**INFORMATION PROVIDED**
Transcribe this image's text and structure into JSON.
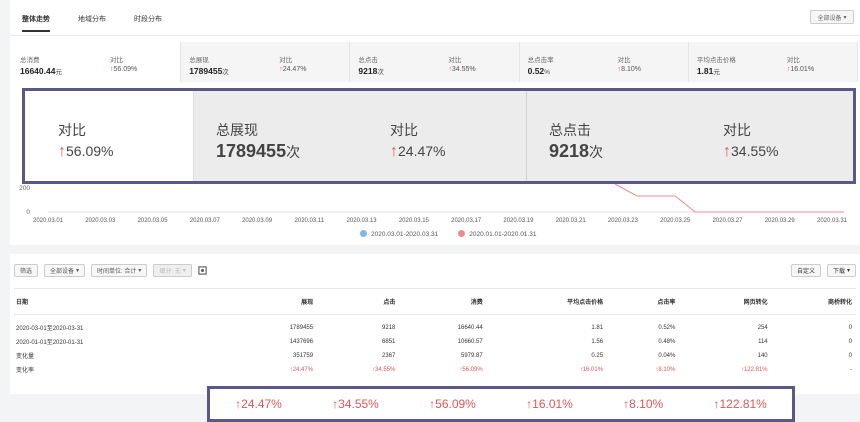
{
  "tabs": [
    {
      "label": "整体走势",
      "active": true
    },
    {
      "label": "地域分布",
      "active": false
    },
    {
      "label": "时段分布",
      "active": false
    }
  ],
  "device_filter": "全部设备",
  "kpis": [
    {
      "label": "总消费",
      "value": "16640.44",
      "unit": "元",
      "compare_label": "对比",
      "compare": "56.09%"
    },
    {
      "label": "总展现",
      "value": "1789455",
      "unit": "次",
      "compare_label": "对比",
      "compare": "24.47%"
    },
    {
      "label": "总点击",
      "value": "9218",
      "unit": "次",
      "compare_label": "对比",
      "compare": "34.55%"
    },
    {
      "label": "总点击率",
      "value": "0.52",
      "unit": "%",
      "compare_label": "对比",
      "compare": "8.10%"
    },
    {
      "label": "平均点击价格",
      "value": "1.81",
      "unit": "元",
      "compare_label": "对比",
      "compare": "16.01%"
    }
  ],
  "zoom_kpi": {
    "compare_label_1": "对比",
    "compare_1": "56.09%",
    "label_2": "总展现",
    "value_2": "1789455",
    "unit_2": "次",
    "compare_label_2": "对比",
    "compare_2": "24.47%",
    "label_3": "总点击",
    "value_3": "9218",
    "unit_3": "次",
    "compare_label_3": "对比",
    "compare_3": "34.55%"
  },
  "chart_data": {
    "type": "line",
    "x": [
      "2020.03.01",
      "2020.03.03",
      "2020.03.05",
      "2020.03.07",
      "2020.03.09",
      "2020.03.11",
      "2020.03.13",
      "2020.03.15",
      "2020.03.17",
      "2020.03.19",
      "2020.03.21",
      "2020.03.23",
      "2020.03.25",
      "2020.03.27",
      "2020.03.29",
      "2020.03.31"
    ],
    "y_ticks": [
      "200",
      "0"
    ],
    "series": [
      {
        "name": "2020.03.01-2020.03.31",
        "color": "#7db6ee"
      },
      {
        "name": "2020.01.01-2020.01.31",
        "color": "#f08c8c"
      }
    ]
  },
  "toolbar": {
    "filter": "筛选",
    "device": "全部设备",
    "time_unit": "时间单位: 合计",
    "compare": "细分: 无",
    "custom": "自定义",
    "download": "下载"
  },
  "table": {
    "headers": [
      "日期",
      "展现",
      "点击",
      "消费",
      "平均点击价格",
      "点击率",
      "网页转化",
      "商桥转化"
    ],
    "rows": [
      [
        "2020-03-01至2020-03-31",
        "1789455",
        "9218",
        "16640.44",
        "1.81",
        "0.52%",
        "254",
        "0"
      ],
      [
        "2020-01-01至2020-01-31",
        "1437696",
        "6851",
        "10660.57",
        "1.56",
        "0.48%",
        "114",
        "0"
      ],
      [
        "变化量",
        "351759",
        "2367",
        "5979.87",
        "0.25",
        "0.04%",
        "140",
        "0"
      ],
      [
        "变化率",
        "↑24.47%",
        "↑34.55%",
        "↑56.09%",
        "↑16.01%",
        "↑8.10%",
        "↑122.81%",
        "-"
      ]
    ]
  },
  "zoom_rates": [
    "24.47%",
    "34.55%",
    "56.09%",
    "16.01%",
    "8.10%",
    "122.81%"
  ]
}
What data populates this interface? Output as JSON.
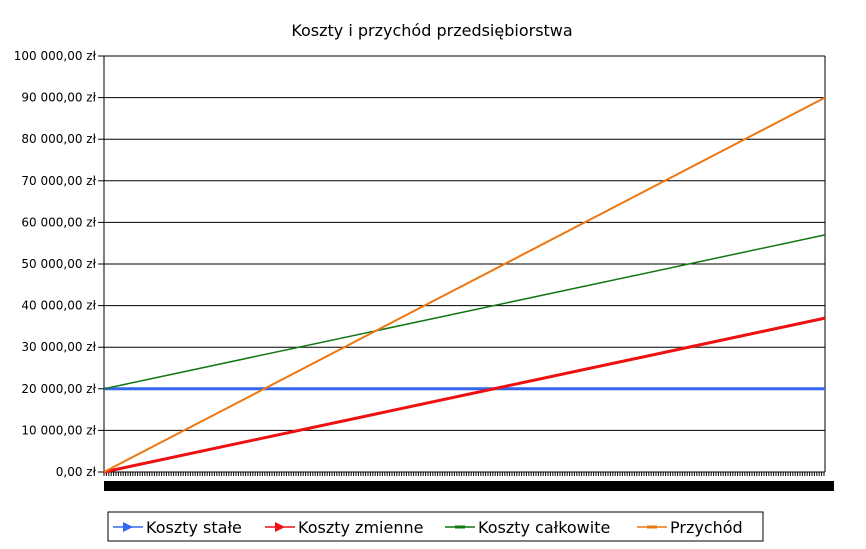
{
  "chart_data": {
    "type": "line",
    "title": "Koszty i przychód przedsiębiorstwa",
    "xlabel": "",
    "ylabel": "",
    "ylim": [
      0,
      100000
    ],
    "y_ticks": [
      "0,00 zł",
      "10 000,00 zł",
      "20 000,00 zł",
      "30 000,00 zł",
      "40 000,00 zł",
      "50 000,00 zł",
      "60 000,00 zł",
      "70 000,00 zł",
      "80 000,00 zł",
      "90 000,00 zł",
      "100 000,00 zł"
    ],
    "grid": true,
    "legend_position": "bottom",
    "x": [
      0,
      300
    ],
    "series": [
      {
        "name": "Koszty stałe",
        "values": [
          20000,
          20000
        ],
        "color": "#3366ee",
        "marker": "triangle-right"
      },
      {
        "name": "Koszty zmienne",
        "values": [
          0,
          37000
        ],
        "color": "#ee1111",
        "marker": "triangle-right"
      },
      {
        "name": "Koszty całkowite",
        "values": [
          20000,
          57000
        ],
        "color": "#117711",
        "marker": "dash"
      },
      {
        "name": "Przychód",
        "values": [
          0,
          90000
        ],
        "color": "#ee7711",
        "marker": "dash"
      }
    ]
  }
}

**WORK TO DO**
Set every line down exactly as written, leaving each picture out.

**SOLVED EXERCISE**
Transcribe this image's text and structure into JSON.
{
  "tabs": [
    {
      "label": "整体走势",
      "active": true
    },
    {
      "label": "地域分布",
      "active": false
    },
    {
      "label": "时段分布",
      "active": false
    }
  ],
  "device_filter": "全部设备",
  "kpis": [
    {
      "label": "总消费",
      "value": "16640.44",
      "unit": "元",
      "compare_label": "对比",
      "compare": "56.09%"
    },
    {
      "label": "总展现",
      "value": "1789455",
      "unit": "次",
      "compare_label": "对比",
      "compare": "24.47%"
    },
    {
      "label": "总点击",
      "value": "9218",
      "unit": "次",
      "compare_label": "对比",
      "compare": "34.55%"
    },
    {
      "label": "总点击率",
      "value": "0.52",
      "unit": "%",
      "compare_label": "对比",
      "compare": "8.10%"
    },
    {
      "label": "平均点击价格",
      "value": "1.81",
      "unit": "元",
      "compare_label": "对比",
      "compare": "16.01%"
    }
  ],
  "zoom_kpi": {
    "compare_label_1": "对比",
    "compare_1": "56.09%",
    "label_2": "总展现",
    "value_2": "1789455",
    "unit_2": "次",
    "compare_label_2": "对比",
    "compare_2": "24.47%",
    "label_3": "总点击",
    "value_3": "9218",
    "unit_3": "次",
    "compare_label_3": "对比",
    "compare_3": "34.55%"
  },
  "chart_data": {
    "type": "line",
    "x": [
      "2020.03.01",
      "2020.03.03",
      "2020.03.05",
      "2020.03.07",
      "2020.03.09",
      "2020.03.11",
      "2020.03.13",
      "2020.03.15",
      "2020.03.17",
      "2020.03.19",
      "2020.03.21",
      "2020.03.23",
      "2020.03.25",
      "2020.03.27",
      "2020.03.29",
      "2020.03.31"
    ],
    "y_ticks": [
      "200",
      "0"
    ],
    "series": [
      {
        "name": "2020.03.01-2020.03.31",
        "color": "#7db6ee"
      },
      {
        "name": "2020.01.01-2020.01.31",
        "color": "#f08c8c"
      }
    ]
  },
  "toolbar": {
    "filter": "筛选",
    "device": "全部设备",
    "time_unit": "时间单位: 合计",
    "compare": "细分: 无",
    "custom": "自定义",
    "download": "下载"
  },
  "table": {
    "headers": [
      "日期",
      "展现",
      "点击",
      "消费",
      "平均点击价格",
      "点击率",
      "网页转化",
      "商桥转化"
    ],
    "rows": [
      [
        "2020-03-01至2020-03-31",
        "1789455",
        "9218",
        "16640.44",
        "1.81",
        "0.52%",
        "254",
        "0"
      ],
      [
        "2020-01-01至2020-01-31",
        "1437696",
        "6851",
        "10660.57",
        "1.56",
        "0.48%",
        "114",
        "0"
      ],
      [
        "变化量",
        "351759",
        "2367",
        "5979.87",
        "0.25",
        "0.04%",
        "140",
        "0"
      ],
      [
        "变化率",
        "↑24.47%",
        "↑34.55%",
        "↑56.09%",
        "↑16.01%",
        "↑8.10%",
        "↑122.81%",
        "-"
      ]
    ]
  },
  "zoom_rates": [
    "24.47%",
    "34.55%",
    "56.09%",
    "16.01%",
    "8.10%",
    "122.81%"
  ]
}
What data populates this interface? Output as JSON.
{
  "chart_data": {
    "type": "line",
    "title": "Koszty i przychód przedsiębiorstwa",
    "xlabel": "",
    "ylabel": "",
    "ylim": [
      0,
      100000
    ],
    "y_ticks": [
      "0,00 zł",
      "10 000,00 zł",
      "20 000,00 zł",
      "30 000,00 zł",
      "40 000,00 zł",
      "50 000,00 zł",
      "60 000,00 zł",
      "70 000,00 zł",
      "80 000,00 zł",
      "90 000,00 zł",
      "100 000,00 zł"
    ],
    "grid": true,
    "legend_position": "bottom",
    "x": [
      0,
      300
    ],
    "series": [
      {
        "name": "Koszty stałe",
        "values": [
          20000,
          20000
        ],
        "color": "#3366ee",
        "marker": "triangle-right"
      },
      {
        "name": "Koszty zmienne",
        "values": [
          0,
          37000
        ],
        "color": "#ee1111",
        "marker": "triangle-right"
      },
      {
        "name": "Koszty całkowite",
        "values": [
          20000,
          57000
        ],
        "color": "#117711",
        "marker": "dash"
      },
      {
        "name": "Przychód",
        "values": [
          0,
          90000
        ],
        "color": "#ee7711",
        "marker": "dash"
      }
    ]
  }
}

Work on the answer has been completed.